### Consigne donnée
Reproduisez à l'identique les lignes des entrées, de la toute première jusqu'à celle qui contient « 357, 1821, 381] », cette dernière comprise.

════

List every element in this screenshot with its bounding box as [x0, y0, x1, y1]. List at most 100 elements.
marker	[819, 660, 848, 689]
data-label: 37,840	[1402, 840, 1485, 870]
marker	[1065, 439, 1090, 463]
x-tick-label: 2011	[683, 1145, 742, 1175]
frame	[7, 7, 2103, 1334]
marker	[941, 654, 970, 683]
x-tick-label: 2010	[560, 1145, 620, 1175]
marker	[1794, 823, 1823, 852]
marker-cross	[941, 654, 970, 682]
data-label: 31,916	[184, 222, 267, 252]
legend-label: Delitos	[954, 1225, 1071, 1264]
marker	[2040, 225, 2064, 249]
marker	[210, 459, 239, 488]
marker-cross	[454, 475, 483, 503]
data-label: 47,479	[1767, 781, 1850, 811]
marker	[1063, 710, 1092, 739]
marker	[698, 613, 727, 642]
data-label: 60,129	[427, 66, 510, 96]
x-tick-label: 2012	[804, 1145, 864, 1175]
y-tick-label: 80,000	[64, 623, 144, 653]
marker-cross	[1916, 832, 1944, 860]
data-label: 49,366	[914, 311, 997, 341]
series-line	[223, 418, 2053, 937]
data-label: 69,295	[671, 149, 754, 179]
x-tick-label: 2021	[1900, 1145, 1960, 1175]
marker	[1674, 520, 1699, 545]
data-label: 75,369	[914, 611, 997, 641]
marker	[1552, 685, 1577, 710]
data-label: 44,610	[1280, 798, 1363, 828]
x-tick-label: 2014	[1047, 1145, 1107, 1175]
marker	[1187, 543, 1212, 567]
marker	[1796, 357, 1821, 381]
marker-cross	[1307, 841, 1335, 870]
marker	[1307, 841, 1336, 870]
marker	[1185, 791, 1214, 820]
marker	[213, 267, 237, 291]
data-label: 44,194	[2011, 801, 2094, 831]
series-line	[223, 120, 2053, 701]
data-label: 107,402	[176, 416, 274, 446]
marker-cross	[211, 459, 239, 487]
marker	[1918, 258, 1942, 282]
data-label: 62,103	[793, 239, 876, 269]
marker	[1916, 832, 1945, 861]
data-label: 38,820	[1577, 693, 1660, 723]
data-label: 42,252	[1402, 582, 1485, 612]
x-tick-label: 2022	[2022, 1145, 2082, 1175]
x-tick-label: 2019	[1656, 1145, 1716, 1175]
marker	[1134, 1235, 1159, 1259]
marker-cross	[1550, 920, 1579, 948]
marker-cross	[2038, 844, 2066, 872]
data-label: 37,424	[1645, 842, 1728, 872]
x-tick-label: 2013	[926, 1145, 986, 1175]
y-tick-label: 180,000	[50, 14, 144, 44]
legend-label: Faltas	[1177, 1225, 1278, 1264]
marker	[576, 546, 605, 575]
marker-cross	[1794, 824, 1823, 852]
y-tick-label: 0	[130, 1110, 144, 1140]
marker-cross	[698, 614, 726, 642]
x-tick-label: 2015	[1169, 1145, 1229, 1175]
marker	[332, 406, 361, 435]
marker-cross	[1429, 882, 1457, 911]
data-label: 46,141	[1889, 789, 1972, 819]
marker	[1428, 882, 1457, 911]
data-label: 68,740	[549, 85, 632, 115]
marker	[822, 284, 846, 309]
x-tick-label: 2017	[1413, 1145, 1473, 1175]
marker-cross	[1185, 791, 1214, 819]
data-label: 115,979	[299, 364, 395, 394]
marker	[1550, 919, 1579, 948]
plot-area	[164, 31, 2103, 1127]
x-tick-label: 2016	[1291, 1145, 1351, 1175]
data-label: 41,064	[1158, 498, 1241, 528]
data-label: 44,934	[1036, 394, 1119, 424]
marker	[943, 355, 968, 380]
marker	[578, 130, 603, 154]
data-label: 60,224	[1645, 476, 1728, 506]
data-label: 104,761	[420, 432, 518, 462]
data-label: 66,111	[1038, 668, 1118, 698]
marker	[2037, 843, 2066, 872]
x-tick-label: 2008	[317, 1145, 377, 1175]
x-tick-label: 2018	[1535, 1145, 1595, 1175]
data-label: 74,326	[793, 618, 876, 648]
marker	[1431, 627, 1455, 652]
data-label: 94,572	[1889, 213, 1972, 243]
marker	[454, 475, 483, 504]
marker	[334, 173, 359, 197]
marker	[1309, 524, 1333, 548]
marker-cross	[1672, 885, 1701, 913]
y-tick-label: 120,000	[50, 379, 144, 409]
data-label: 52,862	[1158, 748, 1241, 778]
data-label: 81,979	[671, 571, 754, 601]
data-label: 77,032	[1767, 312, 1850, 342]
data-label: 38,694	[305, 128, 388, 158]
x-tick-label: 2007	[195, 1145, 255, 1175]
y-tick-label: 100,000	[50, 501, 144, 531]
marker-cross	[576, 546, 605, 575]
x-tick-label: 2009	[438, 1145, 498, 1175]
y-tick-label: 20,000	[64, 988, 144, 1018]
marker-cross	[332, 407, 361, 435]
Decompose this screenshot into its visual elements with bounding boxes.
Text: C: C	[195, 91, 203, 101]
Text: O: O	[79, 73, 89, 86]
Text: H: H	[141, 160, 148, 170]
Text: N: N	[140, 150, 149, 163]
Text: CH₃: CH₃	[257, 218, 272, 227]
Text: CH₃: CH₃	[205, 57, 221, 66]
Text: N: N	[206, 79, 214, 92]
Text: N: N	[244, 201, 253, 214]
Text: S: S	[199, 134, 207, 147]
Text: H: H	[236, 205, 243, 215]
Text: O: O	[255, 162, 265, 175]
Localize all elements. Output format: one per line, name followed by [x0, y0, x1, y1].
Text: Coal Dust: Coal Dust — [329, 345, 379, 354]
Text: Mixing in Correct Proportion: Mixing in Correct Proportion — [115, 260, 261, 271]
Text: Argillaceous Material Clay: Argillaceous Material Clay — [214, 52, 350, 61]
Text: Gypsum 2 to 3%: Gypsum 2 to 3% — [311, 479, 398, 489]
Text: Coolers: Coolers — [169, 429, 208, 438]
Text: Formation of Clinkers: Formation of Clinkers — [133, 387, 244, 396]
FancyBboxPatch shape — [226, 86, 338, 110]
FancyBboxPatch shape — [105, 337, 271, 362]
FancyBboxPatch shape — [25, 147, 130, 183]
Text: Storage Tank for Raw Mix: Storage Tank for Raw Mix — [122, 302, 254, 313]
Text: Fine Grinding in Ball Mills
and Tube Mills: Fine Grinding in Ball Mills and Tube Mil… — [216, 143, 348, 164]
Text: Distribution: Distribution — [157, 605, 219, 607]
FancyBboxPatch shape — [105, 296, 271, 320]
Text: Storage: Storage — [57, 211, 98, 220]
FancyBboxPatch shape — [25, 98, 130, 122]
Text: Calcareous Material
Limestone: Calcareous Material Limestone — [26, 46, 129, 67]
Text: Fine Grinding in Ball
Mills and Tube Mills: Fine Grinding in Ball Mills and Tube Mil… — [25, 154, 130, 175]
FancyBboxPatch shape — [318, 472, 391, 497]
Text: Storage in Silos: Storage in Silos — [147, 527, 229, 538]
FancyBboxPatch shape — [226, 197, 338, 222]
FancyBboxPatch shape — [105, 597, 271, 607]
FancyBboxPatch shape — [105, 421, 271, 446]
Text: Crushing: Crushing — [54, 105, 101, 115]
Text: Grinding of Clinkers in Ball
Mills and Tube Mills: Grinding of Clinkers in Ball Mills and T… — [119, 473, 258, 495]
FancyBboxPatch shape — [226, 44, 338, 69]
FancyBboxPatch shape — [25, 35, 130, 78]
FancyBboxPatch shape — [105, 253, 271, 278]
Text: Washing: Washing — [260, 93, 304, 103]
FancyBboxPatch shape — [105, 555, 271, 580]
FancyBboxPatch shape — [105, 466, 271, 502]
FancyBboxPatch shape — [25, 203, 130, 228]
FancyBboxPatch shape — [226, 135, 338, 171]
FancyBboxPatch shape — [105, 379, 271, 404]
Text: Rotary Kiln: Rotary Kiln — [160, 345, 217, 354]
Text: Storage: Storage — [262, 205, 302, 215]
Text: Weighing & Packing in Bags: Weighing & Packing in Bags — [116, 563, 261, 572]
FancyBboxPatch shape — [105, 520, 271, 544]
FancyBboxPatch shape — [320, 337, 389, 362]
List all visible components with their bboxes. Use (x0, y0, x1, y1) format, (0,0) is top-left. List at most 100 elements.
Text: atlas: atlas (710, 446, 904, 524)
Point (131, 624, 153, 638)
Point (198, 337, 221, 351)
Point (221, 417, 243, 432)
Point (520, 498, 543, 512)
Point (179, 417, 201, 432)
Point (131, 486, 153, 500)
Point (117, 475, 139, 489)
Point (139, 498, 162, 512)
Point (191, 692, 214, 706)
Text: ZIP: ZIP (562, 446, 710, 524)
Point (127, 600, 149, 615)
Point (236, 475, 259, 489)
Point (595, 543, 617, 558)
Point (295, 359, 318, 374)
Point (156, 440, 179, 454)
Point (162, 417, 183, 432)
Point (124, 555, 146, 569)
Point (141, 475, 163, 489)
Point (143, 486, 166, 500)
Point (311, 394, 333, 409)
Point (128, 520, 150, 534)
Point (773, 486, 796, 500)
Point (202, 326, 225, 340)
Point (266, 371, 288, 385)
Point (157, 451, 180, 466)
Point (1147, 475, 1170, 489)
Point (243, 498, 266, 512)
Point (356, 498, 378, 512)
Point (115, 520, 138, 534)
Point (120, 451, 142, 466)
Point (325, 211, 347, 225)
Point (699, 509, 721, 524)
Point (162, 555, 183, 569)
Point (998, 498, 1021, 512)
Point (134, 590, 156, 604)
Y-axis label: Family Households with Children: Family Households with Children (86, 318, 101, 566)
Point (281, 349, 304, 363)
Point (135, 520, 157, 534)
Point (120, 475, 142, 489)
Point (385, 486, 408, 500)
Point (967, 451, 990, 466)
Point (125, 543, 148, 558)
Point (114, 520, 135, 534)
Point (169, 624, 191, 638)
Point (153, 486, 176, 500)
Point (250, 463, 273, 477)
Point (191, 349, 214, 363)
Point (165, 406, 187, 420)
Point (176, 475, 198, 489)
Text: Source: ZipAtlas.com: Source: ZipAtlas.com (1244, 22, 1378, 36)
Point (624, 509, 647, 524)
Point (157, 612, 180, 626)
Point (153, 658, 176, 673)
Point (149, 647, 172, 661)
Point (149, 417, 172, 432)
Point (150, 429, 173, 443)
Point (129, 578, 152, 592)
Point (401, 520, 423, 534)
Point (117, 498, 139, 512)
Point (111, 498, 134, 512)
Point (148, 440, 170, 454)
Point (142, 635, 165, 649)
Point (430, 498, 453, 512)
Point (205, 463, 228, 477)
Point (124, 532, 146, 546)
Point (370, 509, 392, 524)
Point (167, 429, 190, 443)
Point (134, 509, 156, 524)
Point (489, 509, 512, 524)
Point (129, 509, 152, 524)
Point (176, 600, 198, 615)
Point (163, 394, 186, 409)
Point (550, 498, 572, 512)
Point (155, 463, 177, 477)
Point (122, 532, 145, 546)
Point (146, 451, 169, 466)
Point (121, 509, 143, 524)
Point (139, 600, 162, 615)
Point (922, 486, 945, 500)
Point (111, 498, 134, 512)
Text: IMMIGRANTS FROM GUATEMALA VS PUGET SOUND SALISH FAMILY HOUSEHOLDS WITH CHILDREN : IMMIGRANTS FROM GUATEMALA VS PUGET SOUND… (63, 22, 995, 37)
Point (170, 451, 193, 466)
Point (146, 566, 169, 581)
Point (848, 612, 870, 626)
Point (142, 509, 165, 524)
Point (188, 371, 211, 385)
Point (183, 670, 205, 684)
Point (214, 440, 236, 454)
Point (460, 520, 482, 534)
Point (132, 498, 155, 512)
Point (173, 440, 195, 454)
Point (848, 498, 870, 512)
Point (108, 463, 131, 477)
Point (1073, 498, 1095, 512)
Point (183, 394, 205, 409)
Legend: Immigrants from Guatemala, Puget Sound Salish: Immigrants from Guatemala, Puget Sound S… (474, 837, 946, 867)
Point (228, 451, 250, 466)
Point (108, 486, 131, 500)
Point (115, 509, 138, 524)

════

### Réponse complète
List every element in this screenshot with its bounding box as [x0, y0, x1, y1]. List at most 100 elements.
marker	[819, 660, 848, 689]
data-label: 37,840	[1402, 840, 1485, 870]
marker	[1065, 439, 1090, 463]
x-tick-label: 2011	[683, 1145, 742, 1175]
frame	[7, 7, 2103, 1334]
marker	[941, 654, 970, 683]
x-tick-label: 2010	[560, 1145, 620, 1175]
marker	[1794, 823, 1823, 852]
marker-cross	[941, 654, 970, 682]
data-label: 31,916	[184, 222, 267, 252]
legend-label: Delitos	[954, 1225, 1071, 1264]
marker	[2040, 225, 2064, 249]
marker	[210, 459, 239, 488]
marker-cross	[454, 475, 483, 503]
data-label: 47,479	[1767, 781, 1850, 811]
marker	[1063, 710, 1092, 739]
marker	[698, 613, 727, 642]
data-label: 60,129	[427, 66, 510, 96]
x-tick-label: 2012	[804, 1145, 864, 1175]
y-tick-label: 80,000	[64, 623, 144, 653]
marker-cross	[1916, 832, 1944, 860]
data-label: 49,366	[914, 311, 997, 341]
series-line	[223, 418, 2053, 937]
data-label: 69,295	[671, 149, 754, 179]
x-tick-label: 2021	[1900, 1145, 1960, 1175]
marker	[1674, 520, 1699, 545]
data-label: 75,369	[914, 611, 997, 641]
marker	[1552, 685, 1577, 710]
data-label: 44,610	[1280, 798, 1363, 828]
x-tick-label: 2014	[1047, 1145, 1107, 1175]
marker	[1187, 543, 1212, 567]
marker	[1796, 357, 1821, 381]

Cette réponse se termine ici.